- **Problem requirements**: Write the records out again exactly, leaving no images in.

──────

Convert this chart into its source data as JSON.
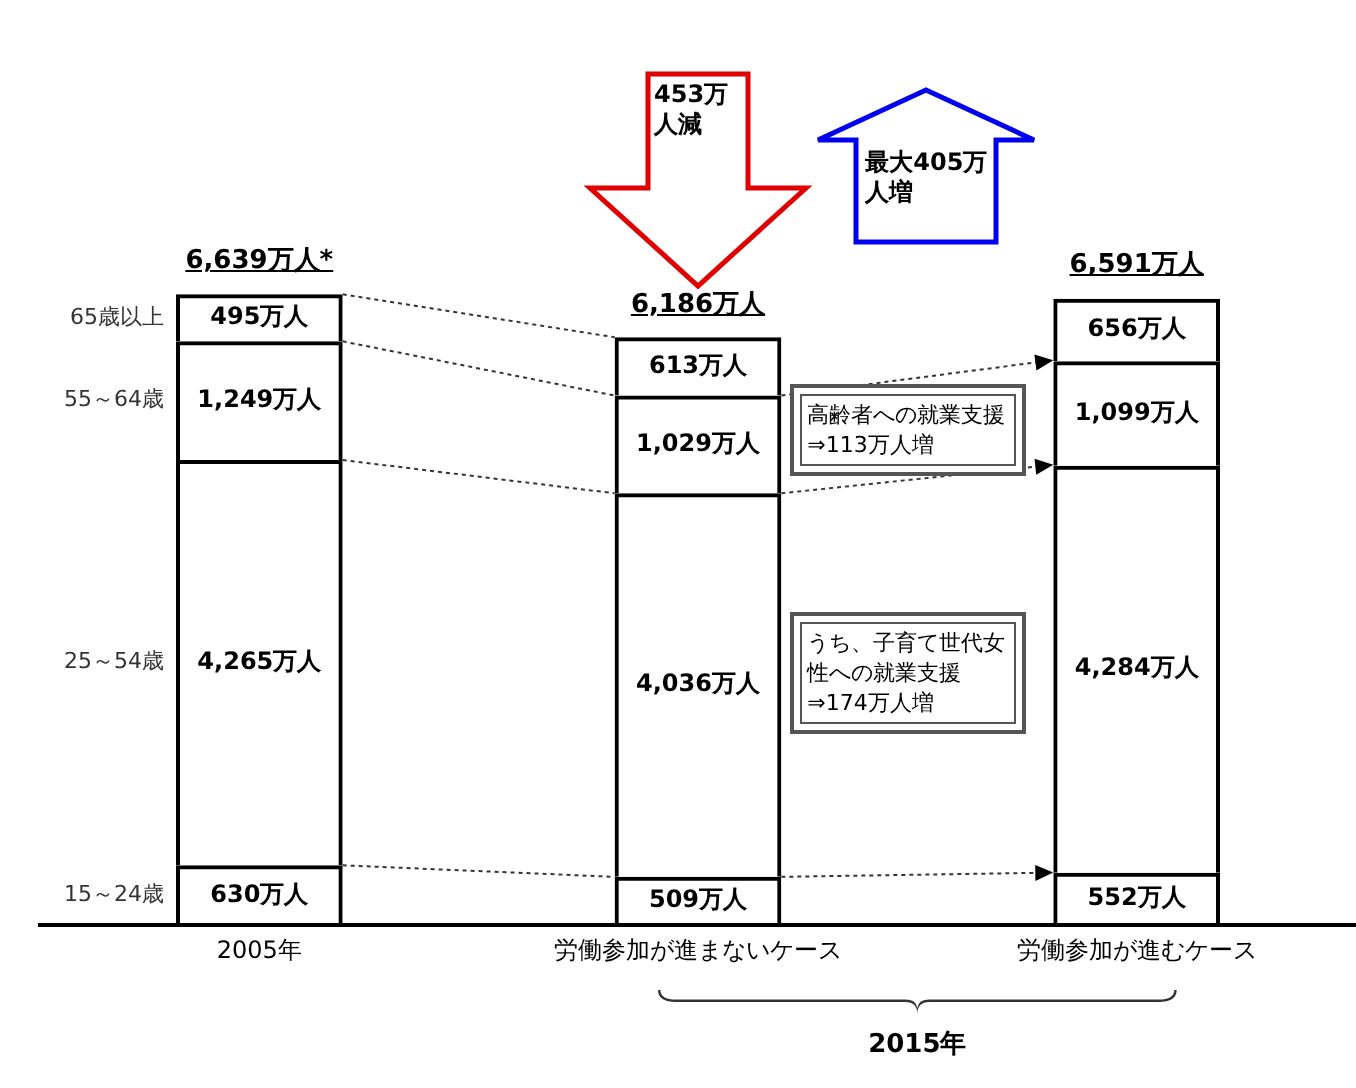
{
  "chart_data": {
    "type": "bar",
    "stacked": true,
    "categories": [
      "2005年",
      "労働参加が進まないケース",
      "労働参加が進むケース"
    ],
    "series": [
      {
        "name": "15～24歳",
        "color": "#000000",
        "values": [
          630,
          509,
          552
        ],
        "value_labels": [
          "630万人",
          "509万人",
          "552万人"
        ]
      },
      {
        "name": "25～54歳",
        "color": "#000000",
        "values": [
          4265,
          4036,
          4284
        ],
        "value_labels": [
          "4,265万人",
          "4,036万人",
          "4,284万人"
        ]
      },
      {
        "name": "55～64歳",
        "color": "#000000",
        "values": [
          1249,
          1029,
          1099
        ],
        "value_labels": [
          "1,249万人",
          "1,029万人",
          "1,099万人"
        ]
      },
      {
        "name": "65歳以上",
        "color": "#000000",
        "values": [
          495,
          613,
          656
        ],
        "value_labels": [
          "495万人",
          "613万人",
          "656万人"
        ]
      }
    ],
    "totals": [
      "6,639万人*",
      "6,186万人",
      "6,591万人"
    ],
    "annotations": [
      "453万人減",
      "最大405万人増",
      "高齢者への就業支援⇒113万人増",
      "うち、子育て世代女性への就業支援⇒174万人増",
      "2015年"
    ]
  }
}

──────

- **Response**:
Convert this chart into its source data as JSON.
{
  "chart_data": {
    "type": "bar",
    "stacked": true,
    "categories": [
      "2005年",
      "労働参加が進まないケース",
      "労働参加が進むケース"
    ],
    "series": [
      {
        "name": "15～24歳",
        "color": "#000000",
        "values": [
          630,
          509,
          552
        ],
        "value_labels": [
          "630万人",
          "509万人",
          "552万人"
        ]
      },
      {
        "name": "25～54歳",
        "color": "#000000",
        "values": [
          4265,
          4036,
          4284
        ],
        "value_labels": [
          "4,265万人",
          "4,036万人",
          "4,284万人"
        ]
      },
      {
        "name": "55～64歳",
        "color": "#000000",
        "values": [
          1249,
          1029,
          1099
        ],
        "value_labels": [
          "1,249万人",
          "1,029万人",
          "1,099万人"
        ]
      },
      {
        "name": "65歳以上",
        "color": "#000000",
        "values": [
          495,
          613,
          656
        ],
        "value_labels": [
          "495万人",
          "613万人",
          "656万人"
        ]
      }
    ],
    "totals": [
      "6,639万人*",
      "6,186万人",
      "6,591万人"
    ],
    "annotations": [
      "453万人減",
      "最大405万人増",
      "高齢者への就業支援⇒113万人増",
      "うち、子育て世代女性への就業支援⇒174万人増",
      "2015年"
    ]
  }
}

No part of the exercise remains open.